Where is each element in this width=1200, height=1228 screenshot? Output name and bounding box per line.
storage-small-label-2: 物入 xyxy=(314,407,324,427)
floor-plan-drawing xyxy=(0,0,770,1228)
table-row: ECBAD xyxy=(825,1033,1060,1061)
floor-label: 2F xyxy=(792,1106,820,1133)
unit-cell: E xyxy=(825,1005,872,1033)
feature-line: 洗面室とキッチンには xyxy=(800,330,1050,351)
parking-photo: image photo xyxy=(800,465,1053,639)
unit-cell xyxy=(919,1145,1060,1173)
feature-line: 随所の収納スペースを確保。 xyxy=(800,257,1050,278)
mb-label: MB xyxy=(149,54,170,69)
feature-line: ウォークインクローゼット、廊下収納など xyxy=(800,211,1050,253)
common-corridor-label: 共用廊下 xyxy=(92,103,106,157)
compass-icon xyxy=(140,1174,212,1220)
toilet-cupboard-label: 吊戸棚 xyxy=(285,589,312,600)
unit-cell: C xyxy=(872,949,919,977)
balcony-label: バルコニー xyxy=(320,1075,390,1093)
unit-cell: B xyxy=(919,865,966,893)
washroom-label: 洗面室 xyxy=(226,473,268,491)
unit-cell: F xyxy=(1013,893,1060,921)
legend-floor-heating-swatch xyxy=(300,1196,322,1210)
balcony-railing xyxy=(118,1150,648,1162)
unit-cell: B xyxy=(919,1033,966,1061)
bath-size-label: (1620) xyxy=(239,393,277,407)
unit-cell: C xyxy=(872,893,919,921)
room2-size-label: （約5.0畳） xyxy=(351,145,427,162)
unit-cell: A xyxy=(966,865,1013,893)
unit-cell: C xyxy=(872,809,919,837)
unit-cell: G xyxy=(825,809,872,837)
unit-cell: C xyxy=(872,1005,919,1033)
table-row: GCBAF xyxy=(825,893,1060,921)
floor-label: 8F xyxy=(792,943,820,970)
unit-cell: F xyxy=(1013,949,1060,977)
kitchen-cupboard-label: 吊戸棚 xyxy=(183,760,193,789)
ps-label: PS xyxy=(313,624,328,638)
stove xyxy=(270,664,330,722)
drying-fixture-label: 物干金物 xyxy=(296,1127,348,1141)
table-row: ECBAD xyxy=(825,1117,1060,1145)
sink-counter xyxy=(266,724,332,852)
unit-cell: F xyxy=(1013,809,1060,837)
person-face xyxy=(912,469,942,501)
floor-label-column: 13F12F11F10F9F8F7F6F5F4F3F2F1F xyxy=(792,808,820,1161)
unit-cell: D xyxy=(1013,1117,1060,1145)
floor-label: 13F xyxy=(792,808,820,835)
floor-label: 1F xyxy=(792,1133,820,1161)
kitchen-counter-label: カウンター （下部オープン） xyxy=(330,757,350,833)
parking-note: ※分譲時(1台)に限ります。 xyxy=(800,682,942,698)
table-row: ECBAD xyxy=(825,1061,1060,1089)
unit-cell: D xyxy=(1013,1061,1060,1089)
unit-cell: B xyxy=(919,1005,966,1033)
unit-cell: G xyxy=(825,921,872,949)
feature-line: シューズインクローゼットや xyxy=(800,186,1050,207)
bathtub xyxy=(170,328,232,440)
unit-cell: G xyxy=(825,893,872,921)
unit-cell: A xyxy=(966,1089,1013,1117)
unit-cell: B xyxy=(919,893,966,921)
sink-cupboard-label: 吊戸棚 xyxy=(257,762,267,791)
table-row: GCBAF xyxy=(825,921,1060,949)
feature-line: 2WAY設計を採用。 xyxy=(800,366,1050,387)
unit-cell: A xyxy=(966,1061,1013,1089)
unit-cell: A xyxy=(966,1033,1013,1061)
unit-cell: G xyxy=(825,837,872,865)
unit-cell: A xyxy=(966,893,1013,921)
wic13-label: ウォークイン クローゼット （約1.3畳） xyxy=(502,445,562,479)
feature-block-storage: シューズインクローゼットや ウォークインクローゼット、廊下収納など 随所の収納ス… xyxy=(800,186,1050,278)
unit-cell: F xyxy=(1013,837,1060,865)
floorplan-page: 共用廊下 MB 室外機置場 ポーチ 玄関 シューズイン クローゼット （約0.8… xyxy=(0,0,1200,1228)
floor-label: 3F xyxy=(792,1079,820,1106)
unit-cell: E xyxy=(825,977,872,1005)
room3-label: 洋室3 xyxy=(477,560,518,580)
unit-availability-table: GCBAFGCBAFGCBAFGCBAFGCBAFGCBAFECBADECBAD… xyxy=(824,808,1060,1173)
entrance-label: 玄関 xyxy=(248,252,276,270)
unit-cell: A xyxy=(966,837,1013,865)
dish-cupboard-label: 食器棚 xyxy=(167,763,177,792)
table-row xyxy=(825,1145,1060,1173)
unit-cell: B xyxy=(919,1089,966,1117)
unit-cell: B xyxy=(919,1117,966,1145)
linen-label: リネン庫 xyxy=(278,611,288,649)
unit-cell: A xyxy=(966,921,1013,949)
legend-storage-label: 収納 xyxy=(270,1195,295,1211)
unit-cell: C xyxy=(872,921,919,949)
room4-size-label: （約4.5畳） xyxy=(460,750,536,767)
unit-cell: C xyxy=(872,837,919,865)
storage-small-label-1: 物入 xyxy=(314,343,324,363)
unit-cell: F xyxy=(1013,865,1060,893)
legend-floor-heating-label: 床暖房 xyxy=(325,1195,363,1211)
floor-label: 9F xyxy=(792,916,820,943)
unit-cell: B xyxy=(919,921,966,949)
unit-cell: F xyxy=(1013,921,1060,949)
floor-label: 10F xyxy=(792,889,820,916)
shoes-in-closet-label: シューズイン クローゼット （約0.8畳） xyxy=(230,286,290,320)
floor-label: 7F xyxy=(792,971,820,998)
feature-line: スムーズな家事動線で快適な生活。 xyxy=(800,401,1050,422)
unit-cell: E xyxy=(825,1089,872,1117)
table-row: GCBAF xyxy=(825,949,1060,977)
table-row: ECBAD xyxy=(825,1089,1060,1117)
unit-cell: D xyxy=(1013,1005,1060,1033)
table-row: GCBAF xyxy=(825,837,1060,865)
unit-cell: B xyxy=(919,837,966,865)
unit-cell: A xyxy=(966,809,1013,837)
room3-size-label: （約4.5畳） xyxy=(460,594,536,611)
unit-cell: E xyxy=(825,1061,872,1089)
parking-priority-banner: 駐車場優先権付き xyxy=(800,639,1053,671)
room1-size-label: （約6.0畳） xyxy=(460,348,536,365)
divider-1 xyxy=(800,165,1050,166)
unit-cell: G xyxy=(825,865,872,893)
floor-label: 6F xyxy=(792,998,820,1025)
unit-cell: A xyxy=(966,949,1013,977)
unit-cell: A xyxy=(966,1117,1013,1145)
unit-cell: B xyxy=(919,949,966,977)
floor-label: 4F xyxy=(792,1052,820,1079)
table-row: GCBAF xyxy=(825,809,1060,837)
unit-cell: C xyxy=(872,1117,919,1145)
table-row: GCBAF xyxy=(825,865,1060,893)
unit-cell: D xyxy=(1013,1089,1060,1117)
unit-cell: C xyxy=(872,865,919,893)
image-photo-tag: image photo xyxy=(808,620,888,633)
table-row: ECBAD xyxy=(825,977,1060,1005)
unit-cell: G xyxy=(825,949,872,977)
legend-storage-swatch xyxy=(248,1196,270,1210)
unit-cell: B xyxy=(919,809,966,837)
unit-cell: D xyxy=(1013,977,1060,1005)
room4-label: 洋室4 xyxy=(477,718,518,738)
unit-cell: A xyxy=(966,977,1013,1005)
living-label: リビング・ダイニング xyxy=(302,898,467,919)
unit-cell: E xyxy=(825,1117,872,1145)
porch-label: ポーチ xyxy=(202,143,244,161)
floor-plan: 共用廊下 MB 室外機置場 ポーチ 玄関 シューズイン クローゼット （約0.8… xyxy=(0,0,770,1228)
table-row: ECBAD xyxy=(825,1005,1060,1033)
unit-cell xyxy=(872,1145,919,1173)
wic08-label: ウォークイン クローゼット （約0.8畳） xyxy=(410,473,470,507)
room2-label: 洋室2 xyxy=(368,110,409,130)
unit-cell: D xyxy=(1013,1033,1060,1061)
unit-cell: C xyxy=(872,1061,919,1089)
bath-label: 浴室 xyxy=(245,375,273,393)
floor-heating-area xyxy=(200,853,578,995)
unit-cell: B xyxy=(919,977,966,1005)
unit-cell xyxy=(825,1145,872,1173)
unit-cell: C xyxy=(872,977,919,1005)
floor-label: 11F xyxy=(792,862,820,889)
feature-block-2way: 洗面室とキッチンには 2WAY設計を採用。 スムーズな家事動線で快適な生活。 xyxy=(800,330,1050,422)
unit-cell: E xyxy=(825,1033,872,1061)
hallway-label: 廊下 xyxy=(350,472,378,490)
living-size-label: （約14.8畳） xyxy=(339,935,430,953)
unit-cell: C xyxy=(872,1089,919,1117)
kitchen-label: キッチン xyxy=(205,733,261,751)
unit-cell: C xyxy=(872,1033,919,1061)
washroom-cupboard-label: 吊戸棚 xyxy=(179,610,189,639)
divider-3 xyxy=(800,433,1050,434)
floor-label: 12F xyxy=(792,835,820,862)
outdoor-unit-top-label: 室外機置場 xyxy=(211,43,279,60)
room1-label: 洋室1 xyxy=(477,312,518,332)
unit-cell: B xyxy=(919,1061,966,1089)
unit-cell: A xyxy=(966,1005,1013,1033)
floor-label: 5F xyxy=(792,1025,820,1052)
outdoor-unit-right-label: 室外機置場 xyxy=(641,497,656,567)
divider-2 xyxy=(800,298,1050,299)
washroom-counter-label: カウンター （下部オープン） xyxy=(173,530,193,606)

○ ○ ○ ○ ○ ○ ○

**Written request:** Starting at the beginning of the entries and ending at the line that contains "unit-cell: C xyxy=(872,893,919,921)", update each line by replacing "feature-line" with "feature-text". Give only those lines, with nothing else changed.

**Solution to the exercise:**
Where is each element in this width=1200, height=1228 screenshot? Output name and bounding box per line.
storage-small-label-2: 物入 xyxy=(314,407,324,427)
floor-plan-drawing xyxy=(0,0,770,1228)
table-row: ECBAD xyxy=(825,1033,1060,1061)
floor-label: 2F xyxy=(792,1106,820,1133)
unit-cell: E xyxy=(825,1005,872,1033)
feature-text: 洗面室とキッチンには xyxy=(800,330,1050,351)
parking-photo: image photo xyxy=(800,465,1053,639)
unit-cell xyxy=(919,1145,1060,1173)
feature-text: 随所の収納スペースを確保。 xyxy=(800,257,1050,278)
mb-label: MB xyxy=(149,54,170,69)
feature-text: ウォークインクローゼット、廊下収納など xyxy=(800,211,1050,253)
common-corridor-label: 共用廊下 xyxy=(92,103,106,157)
compass-icon xyxy=(140,1174,212,1220)
toilet-cupboard-label: 吊戸棚 xyxy=(285,589,312,600)
unit-cell: C xyxy=(872,949,919,977)
balcony-label: バルコニー xyxy=(320,1075,390,1093)
unit-cell: B xyxy=(919,865,966,893)
washroom-label: 洗面室 xyxy=(226,473,268,491)
unit-cell: F xyxy=(1013,893,1060,921)
legend-floor-heating-swatch xyxy=(300,1196,322,1210)
balcony-railing xyxy=(118,1150,648,1162)
unit-cell: B xyxy=(919,1033,966,1061)
bath-size-label: (1620) xyxy=(239,393,277,407)
unit-cell: C xyxy=(872,893,919,921)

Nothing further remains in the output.